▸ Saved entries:
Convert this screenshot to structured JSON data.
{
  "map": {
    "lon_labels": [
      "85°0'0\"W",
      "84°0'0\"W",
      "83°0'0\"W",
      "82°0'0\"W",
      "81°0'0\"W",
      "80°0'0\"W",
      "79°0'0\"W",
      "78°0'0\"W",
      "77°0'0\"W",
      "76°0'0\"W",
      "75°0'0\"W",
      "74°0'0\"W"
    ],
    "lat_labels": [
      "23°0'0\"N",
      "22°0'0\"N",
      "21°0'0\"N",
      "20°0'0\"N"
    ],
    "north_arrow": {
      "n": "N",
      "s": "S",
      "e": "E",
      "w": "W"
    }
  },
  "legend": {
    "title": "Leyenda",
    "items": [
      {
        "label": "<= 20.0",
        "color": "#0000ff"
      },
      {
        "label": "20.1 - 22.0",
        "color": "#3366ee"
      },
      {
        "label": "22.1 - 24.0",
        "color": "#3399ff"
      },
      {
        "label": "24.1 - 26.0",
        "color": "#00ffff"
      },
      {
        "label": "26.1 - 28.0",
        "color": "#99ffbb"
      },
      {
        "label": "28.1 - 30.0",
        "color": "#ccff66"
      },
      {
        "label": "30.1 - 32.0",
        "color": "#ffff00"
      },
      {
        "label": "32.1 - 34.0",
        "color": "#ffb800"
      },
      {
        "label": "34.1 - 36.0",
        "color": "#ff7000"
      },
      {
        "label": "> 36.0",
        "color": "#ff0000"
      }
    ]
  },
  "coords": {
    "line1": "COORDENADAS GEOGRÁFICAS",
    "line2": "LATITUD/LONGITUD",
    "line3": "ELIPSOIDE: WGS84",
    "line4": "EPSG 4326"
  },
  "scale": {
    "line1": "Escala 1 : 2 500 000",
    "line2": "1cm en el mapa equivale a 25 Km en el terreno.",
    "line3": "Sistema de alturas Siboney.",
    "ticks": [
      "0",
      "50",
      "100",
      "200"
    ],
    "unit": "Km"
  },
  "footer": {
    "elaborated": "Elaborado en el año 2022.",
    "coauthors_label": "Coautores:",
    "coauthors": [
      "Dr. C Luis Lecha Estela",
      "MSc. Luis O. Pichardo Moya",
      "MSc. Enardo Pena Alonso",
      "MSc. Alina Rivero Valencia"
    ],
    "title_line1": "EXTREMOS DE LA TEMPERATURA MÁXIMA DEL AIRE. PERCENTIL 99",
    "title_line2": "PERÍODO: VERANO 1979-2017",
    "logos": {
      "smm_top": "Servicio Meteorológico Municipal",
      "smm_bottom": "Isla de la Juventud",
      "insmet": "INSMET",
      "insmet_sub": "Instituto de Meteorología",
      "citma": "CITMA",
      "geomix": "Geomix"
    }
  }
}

==

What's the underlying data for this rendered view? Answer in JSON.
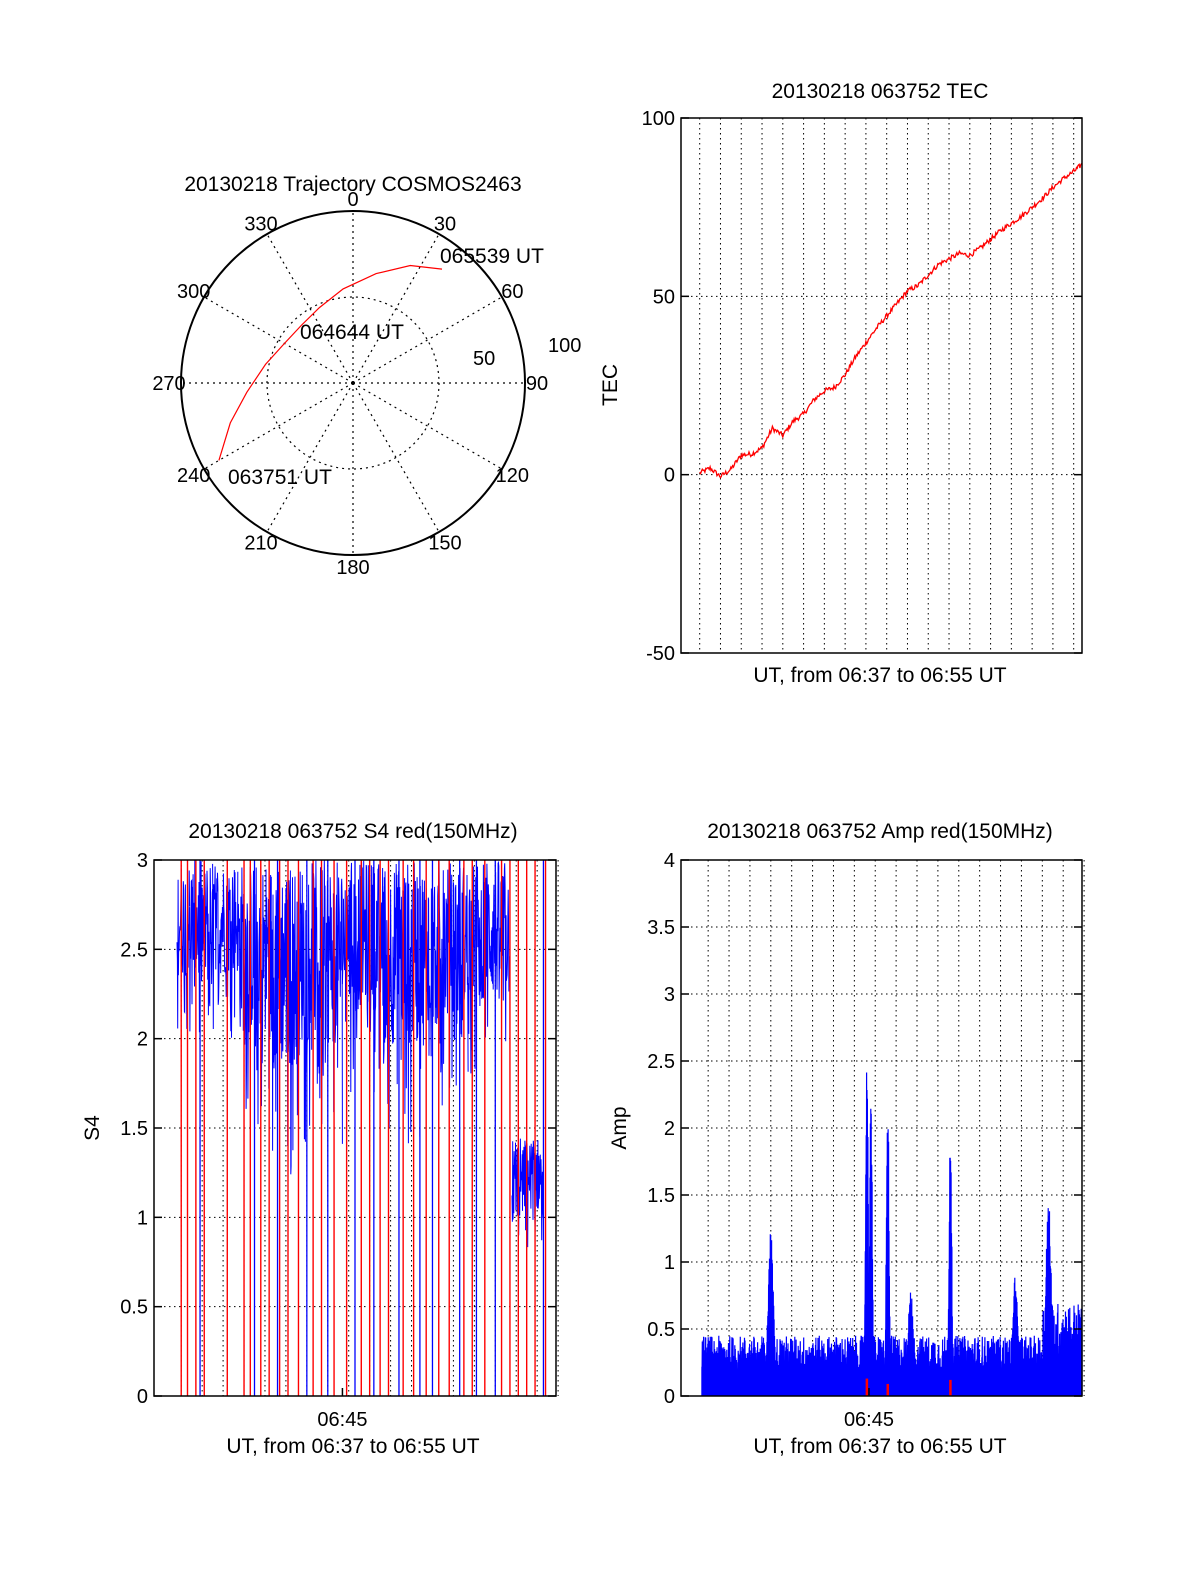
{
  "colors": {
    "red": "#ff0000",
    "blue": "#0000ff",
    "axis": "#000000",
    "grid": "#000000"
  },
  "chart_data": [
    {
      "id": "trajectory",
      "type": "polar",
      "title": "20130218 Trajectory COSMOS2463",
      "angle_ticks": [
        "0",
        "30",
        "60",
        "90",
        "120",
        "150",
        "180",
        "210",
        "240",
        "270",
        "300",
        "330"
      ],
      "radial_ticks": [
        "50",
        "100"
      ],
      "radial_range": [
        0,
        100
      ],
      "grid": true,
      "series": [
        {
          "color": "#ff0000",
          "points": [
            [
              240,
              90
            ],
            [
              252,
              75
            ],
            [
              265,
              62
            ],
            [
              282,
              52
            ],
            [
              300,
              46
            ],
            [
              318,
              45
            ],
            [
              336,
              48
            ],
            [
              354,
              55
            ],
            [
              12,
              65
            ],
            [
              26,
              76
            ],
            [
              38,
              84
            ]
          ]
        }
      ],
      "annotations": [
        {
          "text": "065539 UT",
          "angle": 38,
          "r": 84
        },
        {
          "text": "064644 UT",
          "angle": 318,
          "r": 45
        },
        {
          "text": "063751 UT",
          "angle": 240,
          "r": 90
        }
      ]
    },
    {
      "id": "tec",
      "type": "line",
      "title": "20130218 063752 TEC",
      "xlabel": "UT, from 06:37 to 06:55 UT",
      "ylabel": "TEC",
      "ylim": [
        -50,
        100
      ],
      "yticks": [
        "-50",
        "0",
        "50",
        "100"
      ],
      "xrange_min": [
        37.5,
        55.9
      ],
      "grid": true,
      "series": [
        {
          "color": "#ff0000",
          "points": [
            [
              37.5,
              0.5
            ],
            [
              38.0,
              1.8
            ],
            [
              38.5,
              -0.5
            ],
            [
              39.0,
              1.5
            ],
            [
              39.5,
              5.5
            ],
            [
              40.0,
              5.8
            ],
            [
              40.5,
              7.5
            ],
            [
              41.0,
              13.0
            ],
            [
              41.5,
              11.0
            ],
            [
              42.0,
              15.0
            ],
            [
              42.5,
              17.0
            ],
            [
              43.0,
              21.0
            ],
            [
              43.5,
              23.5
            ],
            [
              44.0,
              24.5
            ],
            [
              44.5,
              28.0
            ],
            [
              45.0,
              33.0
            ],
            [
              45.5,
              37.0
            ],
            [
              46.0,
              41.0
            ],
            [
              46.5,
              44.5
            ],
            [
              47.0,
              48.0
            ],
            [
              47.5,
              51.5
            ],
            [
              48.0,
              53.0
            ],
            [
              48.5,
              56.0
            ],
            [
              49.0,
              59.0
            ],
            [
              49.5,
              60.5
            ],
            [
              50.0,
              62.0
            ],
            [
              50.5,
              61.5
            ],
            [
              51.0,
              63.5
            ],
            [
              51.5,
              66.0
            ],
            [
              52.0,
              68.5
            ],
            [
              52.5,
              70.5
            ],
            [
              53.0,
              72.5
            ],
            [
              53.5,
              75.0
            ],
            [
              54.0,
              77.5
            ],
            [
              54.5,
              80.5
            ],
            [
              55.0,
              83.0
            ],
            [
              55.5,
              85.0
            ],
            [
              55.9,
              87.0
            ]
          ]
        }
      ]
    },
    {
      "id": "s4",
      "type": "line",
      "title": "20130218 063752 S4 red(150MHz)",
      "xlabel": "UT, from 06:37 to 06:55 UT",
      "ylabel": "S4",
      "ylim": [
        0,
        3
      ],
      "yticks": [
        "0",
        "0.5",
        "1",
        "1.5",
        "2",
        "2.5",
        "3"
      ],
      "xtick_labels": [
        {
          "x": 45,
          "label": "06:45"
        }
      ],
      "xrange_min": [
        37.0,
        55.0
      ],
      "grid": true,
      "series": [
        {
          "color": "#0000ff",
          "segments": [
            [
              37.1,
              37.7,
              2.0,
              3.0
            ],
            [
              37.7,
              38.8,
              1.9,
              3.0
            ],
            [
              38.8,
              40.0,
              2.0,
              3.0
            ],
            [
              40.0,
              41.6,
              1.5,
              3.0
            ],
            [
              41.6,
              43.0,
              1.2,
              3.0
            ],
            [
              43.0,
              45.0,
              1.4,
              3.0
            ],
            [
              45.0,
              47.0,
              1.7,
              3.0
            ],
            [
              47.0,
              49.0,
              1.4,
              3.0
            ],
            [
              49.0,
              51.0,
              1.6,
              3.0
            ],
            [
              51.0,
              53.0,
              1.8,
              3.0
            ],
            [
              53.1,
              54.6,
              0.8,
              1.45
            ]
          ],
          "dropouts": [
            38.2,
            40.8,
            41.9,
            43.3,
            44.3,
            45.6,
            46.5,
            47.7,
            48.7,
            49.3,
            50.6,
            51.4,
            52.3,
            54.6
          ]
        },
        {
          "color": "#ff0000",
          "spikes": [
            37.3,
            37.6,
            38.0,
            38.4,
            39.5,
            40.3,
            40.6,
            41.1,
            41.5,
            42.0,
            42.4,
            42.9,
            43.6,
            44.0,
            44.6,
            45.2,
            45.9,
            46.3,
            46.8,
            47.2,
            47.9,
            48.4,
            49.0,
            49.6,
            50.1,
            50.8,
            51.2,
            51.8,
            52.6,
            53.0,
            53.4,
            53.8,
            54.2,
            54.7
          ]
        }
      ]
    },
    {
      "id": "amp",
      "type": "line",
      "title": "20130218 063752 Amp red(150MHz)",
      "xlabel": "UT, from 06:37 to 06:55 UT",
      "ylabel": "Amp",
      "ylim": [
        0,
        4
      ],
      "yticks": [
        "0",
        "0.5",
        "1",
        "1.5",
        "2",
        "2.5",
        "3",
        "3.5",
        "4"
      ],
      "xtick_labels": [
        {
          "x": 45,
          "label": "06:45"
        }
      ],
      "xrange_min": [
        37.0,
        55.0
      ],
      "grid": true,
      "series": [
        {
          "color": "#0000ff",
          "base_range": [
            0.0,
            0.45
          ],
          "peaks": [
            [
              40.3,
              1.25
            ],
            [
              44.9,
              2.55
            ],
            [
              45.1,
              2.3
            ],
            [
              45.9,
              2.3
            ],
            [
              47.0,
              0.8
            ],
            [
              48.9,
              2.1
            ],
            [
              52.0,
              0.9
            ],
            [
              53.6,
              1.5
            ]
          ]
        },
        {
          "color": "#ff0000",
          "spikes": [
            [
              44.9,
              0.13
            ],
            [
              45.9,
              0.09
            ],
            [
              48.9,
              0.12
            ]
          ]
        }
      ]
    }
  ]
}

▸ Problem to solve: Your task is to gather every line with the word "this" and copy it.

▸ Exercise output:
Convert this screenshot to structured JSON data.
What's the underlying data for this rendered view? Answer in JSON.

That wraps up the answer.